## Seçilen Bölüm
==============================

Türkiye’de ilginçtir mesela işçiler veya diğer kesimden insanlar haklı taleplerini dile getirirken ne yazık ki kişisel isteklerini ön plana çıkarıyorlar. Genel geçer kapsayıcı bir düşünce ve eylem ortaya koyamıyorlar. Yani diyelim ki sadece ücret konusunu dile getiriyorlar. Diğer hiçbir konuda tümüyle ortak bir eylem yapılamıyor. Tüm demokratik haklar eşitçe ve hep beraber, her kesimden insanla savunabilmelidir. Türkiye’nin eksikliği ve geriliği burada görülüyor. Diyelim ki çevre kirliliği. Bu konuya çok ciddi şekilde hangi sendika eğilmiştir, şimdiye dek? Türkiye’nin en büyük ciddi sorunu bence ekonomik dengesizliklerdir. İşçinin hele memurun hali çok kötüdür. Ben bir memur olarak tam 30 yıl devlete hizmet ettim. Mutfak masraflarında bile zorlandık. Şimdi emekli maaşım 7 milyon. Ben bu parayla nasıl geçinebilirim. Bu millet şimdi ne yapsın? Nasıl mutlu ve huzurlu olsun bu ülkede? Türkiye’de kimsenin kafasının içindeki düşünceye sınır getirme yetkisi yok. Ama çok acı bir, gerçek Türkiye’de düşünce açıklama özgürlüğü yok. Benim en büyük isteğim toplumun huzurlu bir şekilde yaşamasıdır. Yeter ki Türkiye’de ezen / ezilen farkı kalmasın. Öyle bir ortam özlüyorum.
Türkiye’de ezenle ezilen ayrımının kalmadığı, insanların eşit şartlarda yaşayabildiği bir ortamın oluşması için, tüm dünyada bu şartların oluşabilmesi için sizce neler yapılmalıdır?
Kültürün, eğitimin yaygınlaşması gerekir. İnsanların düşüncelerini açıklamalarının serbest olması gerekir.

==============================

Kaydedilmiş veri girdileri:
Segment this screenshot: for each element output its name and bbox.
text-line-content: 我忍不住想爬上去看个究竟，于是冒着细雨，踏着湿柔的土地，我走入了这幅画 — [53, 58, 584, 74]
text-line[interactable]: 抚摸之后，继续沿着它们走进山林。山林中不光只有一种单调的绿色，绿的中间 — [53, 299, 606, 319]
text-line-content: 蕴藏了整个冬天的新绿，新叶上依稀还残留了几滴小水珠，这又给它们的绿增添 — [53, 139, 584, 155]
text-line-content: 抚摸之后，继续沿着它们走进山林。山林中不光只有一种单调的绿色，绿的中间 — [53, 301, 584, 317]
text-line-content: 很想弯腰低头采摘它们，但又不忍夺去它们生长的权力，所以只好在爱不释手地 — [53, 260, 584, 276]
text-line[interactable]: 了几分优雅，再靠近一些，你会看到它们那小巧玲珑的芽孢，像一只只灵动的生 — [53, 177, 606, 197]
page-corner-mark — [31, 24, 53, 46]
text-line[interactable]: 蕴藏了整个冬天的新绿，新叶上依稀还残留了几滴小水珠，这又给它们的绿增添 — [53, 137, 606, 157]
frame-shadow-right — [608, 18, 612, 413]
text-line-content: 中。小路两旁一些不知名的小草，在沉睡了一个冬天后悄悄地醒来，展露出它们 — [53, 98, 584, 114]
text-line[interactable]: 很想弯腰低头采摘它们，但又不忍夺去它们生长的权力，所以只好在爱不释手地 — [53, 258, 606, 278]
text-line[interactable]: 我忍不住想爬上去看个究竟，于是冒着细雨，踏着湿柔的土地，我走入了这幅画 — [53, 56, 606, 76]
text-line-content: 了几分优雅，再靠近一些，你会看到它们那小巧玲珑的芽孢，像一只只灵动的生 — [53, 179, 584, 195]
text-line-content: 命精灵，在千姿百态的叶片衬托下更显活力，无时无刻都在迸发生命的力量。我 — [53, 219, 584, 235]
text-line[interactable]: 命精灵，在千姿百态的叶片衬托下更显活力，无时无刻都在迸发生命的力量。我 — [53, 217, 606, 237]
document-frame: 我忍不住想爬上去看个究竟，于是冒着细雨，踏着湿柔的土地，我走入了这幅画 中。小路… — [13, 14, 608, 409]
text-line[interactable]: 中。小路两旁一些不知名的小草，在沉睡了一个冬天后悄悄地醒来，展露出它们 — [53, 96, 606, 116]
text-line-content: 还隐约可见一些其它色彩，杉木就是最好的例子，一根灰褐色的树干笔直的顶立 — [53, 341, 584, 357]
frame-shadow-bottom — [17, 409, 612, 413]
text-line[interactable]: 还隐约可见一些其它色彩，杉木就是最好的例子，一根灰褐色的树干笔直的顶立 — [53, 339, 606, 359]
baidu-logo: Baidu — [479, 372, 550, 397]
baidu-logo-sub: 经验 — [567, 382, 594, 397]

==============================

## Çözülecek Problemler
**1)** Seçilen bölümde konuşan kişi memur olarak devlete kaç yıl hizmet etmiş?
**2)** Seçilen bölümde soru işaretiyle biten bütün cümleleri sıralayın.
**3)** Seçilen bölümü kaldığı yerden devam ettirin.

## Çıktılar
**1)** Tam 30 yıl.

**2)**
- Bu konuya çok ciddi şekilde hangi sendika eğilmiştir, şimdiye dek?
- Bu millet şimdi ne yapsın?
- Nasıl mutlu ve huzurlu olsun bu ülkede?
- Türkiye’de ezenle ezilen ayrımının kalmadığı, insanların eşit şartlarda yaşayabildiği bir ortamın oluşması için, tüm dünyada bu şartların oluşabilmesi için sizce neler yapılmalıdır?

**3)**
Biraz da anılarınızdan, dostluklarınızdan, hüzünlerinizden bahsedelim. Ozanlardan, ozanlıktan bahsedelim. Değer verilmeyen, şimdi bazı sanatçıların yalan-yanlış şiirlerini okudukları, kendi başlarına bırakılan, adları sanları bile anılmayan, kimi törenlerde kendileri çalıp kendileri dinleyen ozanlarımız. Halk kültürünün değeri az bilinir kişileri ozanlar konusundaki anılarınızdan söz edelim biraz da.
Elbette acı anılarım var. Bir tarihte Hacı Bektaşi Veli’yi anma törenlerinde Hüseyin Kaçıran isimli bir halk ozanıyla tanışmıştım. Adana’da Osmaniye’de oturuyormuş. Hacı Bektaş’a gelmiş. Onun şiiri çok kuvvetli fakat sazı yok. Geleneksel ozanlık yarışmasına katılacağını söyleyerek benim de gelmemi istedi. Yarışma da Kaçıran ikinci oldu. Kendisine bir plaket verdiler. O ise bir süre plaket verilen yerde durdu plaketi verenle konuştu. Çıkınca buluştuk. Niçin uzun süre orada kaldığını ve neyi konuştuğunu sorunca, kendisine plaket yerine 2500 lira vermelerini istediğini söylemiş. Çünkü Osmaniye’ye gidecek parası yokmuş. Onlar ise kabul etmemişler. İşte ozanlarımızın durumu.
Şimdi bazı sanatçılar ozanların şiirlerini okurken değişiklik yapmada herhangi bir sakınca görmüyorlar.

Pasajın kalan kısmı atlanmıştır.